After Mr Roberts’ death the headship was offered to John Cragg (who incidentally was the son of an earlier headteacher during my father’s time at the school). I think it is fair to say we all had a healthy respect for Mr Cragg and we were wary of him, but he often read us stories in the upper juniors. Two that I can recall are The Coral Island and Children of the New Forest. There is no doubt that Mr Cragg was an outstandingly good storyteller and I can imagine that he had been a very effective teacher. Then there was the strange business of a large, blue apparatus which we watched being installed at the edge of the playground but was never completed – probably due to safety concerns. I can also recall, presumably in 1970, thus celebrating the centenary of the 1870 ‘Forster’ act which heralded the start of state education in England, the junior children dressing up in Victorian costume and making a short film.
Overall, I had a fabulous time at High Legh school. The school dinners were consistently excellent compared with the mush that is served in schools these days; a great favourite was cheese and onion pie (quiche by any other name), chips and baked beans. We had great Christmases including a show, usually performed by a magician, a party in the hall, and presents provided by the PTA. I usually asked for a Ladybird book and I still have them. There was also, I now appreciate, a real family feel with the caretaker and support staff all from the local community.

### PROBLEM A
Using the High Legh school passage, decide whether each statement agrees with it: (i) Mr Cragg often read stories to the upper juniors; (ii) the large, blue apparatus at the edge of the playground was eventually completed; (iii) the Christmas presents were provided by the caretaker. For each, answer yes or no and quote the deciding words.

### RAW DATA
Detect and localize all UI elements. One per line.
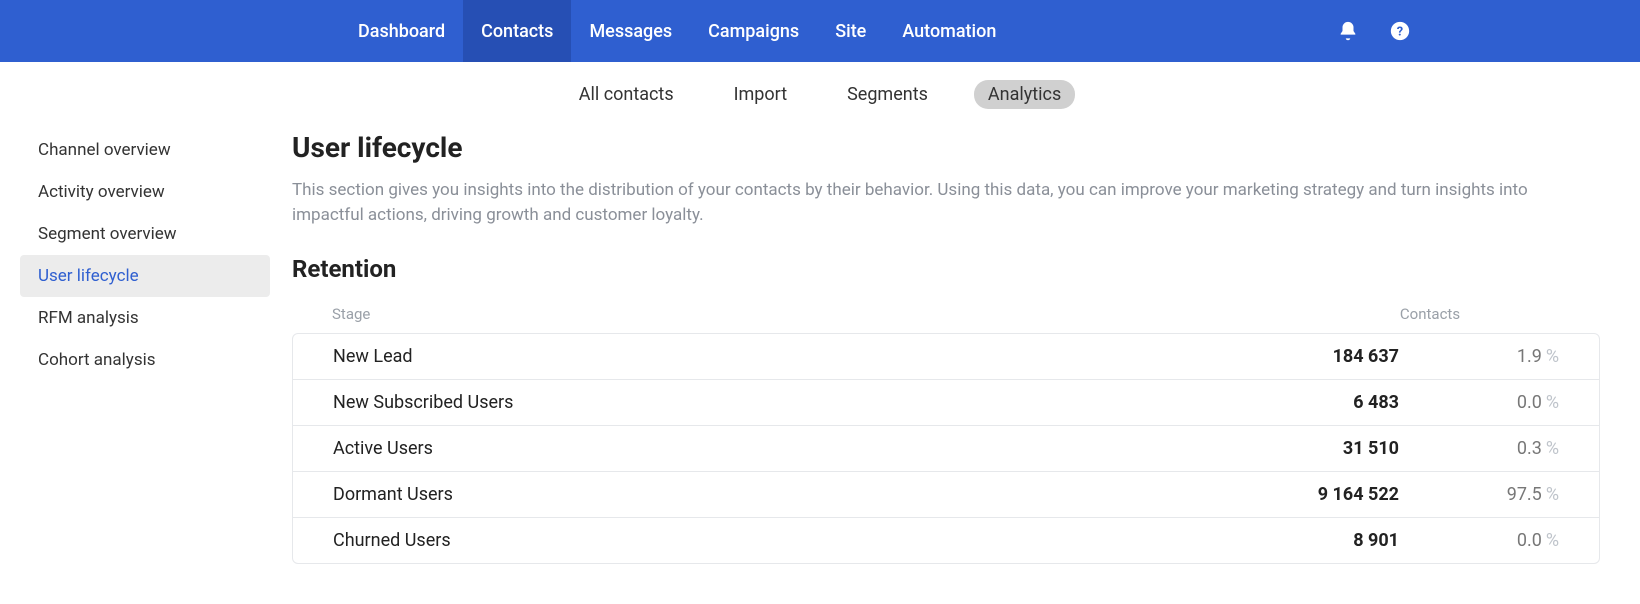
pct-value: 0.3	[1517, 438, 1542, 459]
topnav: Dashboard Contacts Messages Campaigns Si…	[0, 0, 1640, 62]
nav-tab-campaigns[interactable]: Campaigns	[690, 0, 817, 62]
page-title: User lifecycle	[292, 131, 1600, 164]
th-contacts: Contacts	[1300, 305, 1560, 323]
table-row[interactable]: Dormant Users 9 164 522 97.5%	[293, 471, 1599, 517]
th-stage: Stage	[332, 305, 1300, 323]
td-stage: Churned Users	[333, 530, 1239, 551]
svg-text:?: ?	[1397, 25, 1403, 40]
topnav-right: ?	[1336, 19, 1600, 43]
td-stage: Dormant Users	[333, 484, 1239, 505]
subnav-import[interactable]: Import	[720, 80, 801, 109]
table-row[interactable]: New Lead 184 637 1.9%	[293, 334, 1599, 379]
td-stage: Active Users	[333, 438, 1239, 459]
topnav-tabs: Dashboard Contacts Messages Campaigns Si…	[340, 0, 1014, 62]
table-row[interactable]: Churned Users 8 901 0.0%	[293, 517, 1599, 563]
sidebar-item-cohort-analysis[interactable]: Cohort analysis	[20, 339, 270, 381]
account-menu[interactable]	[1440, 19, 1600, 43]
nav-tab-automation[interactable]: Automation	[884, 0, 1014, 62]
subnav-analytics[interactable]: Analytics	[974, 80, 1075, 109]
page-description: This section gives you insights into the…	[292, 178, 1542, 227]
section-title-retention: Retention	[292, 255, 1600, 283]
td-pct: 97.5%	[1399, 484, 1559, 505]
pct-sign: %	[1546, 346, 1559, 367]
bell-icon[interactable]	[1336, 19, 1360, 43]
td-count: 6 483	[1239, 392, 1399, 413]
pct-value: 0.0	[1517, 392, 1542, 413]
td-pct: 0.0%	[1399, 392, 1559, 413]
td-pct: 1.9%	[1399, 346, 1559, 367]
table-body: New Lead 184 637 1.9% New Subscribed Use…	[292, 333, 1600, 564]
subnav-all-contacts[interactable]: All contacts	[565, 80, 688, 109]
help-icon[interactable]: ?	[1388, 19, 1412, 43]
td-count: 8 901	[1239, 530, 1399, 551]
sidebar: Channel overview Activity overview Segme…	[20, 129, 270, 564]
td-count: 184 637	[1239, 346, 1399, 367]
table-row[interactable]: New Subscribed Users 6 483 0.0%	[293, 379, 1599, 425]
subnav-segments[interactable]: Segments	[833, 80, 942, 109]
content: Channel overview Activity overview Segme…	[0, 119, 1640, 604]
main: User lifecycle This section gives you in…	[270, 129, 1600, 564]
td-pct: 0.3%	[1399, 438, 1559, 459]
nav-tab-messages[interactable]: Messages	[571, 0, 690, 62]
td-stage: New Subscribed Users	[333, 392, 1239, 413]
pct-sign: %	[1546, 438, 1559, 459]
sidebar-item-activity-overview[interactable]: Activity overview	[20, 171, 270, 213]
table-headers: Stage Contacts	[292, 305, 1600, 333]
subnav: All contacts Import Segments Analytics	[0, 62, 1640, 119]
td-stage: New Lead	[333, 346, 1239, 367]
table-row[interactable]: Active Users 31 510 0.3%	[293, 425, 1599, 471]
nav-tab-contacts[interactable]: Contacts	[463, 0, 571, 62]
pct-value: 97.5	[1507, 484, 1542, 505]
td-pct: 0.0%	[1399, 530, 1559, 551]
pct-sign: %	[1546, 530, 1559, 551]
pct-sign: %	[1546, 484, 1559, 505]
td-count: 31 510	[1239, 438, 1399, 459]
pct-value: 0.0	[1517, 530, 1542, 551]
pct-value: 1.9	[1517, 346, 1542, 367]
td-count: 9 164 522	[1239, 484, 1399, 505]
nav-tab-dashboard[interactable]: Dashboard	[340, 0, 463, 62]
nav-tab-site[interactable]: Site	[817, 0, 884, 62]
sidebar-item-segment-overview[interactable]: Segment overview	[20, 213, 270, 255]
sidebar-item-user-lifecycle[interactable]: User lifecycle	[20, 255, 270, 297]
sidebar-item-channel-overview[interactable]: Channel overview	[20, 129, 270, 171]
pct-sign: %	[1546, 392, 1559, 413]
sidebar-item-rfm-analysis[interactable]: RFM analysis	[20, 297, 270, 339]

### PROBLEM B
In the records, render the lines from the line with "438, 1542, 459]" up to and including the line with "25, 1403, 40]" as a numbered list, with blank lines left out.

### FINAL ANSWER A
(i) Yes: "he often read us stories in the upper juniors"
(ii) No: "was never completed"
(iii) No: "presents provided by the PTA"

### FINAL ANSWER B
1. pct-value: 0.3	[1517, 438, 1542, 459]
2. topnav: Dashboard Contacts Messages Campaigns Si…	[0, 0, 1640, 62]
3. nav-tab-campaigns[interactable]: Campaigns	[690, 0, 817, 62]
4. page-title: User lifecycle	[292, 131, 1600, 164]
5. th-contacts: Contacts	[1300, 305, 1560, 323]
6. table-row[interactable]: Dormant Users 9 164 522 97.5%	[293, 471, 1599, 517]
7. th-stage: Stage	[332, 305, 1300, 323]
8. td-stage: Churned Users	[333, 530, 1239, 551]
9. svg-text:?: ?	[1397, 25, 1403, 40]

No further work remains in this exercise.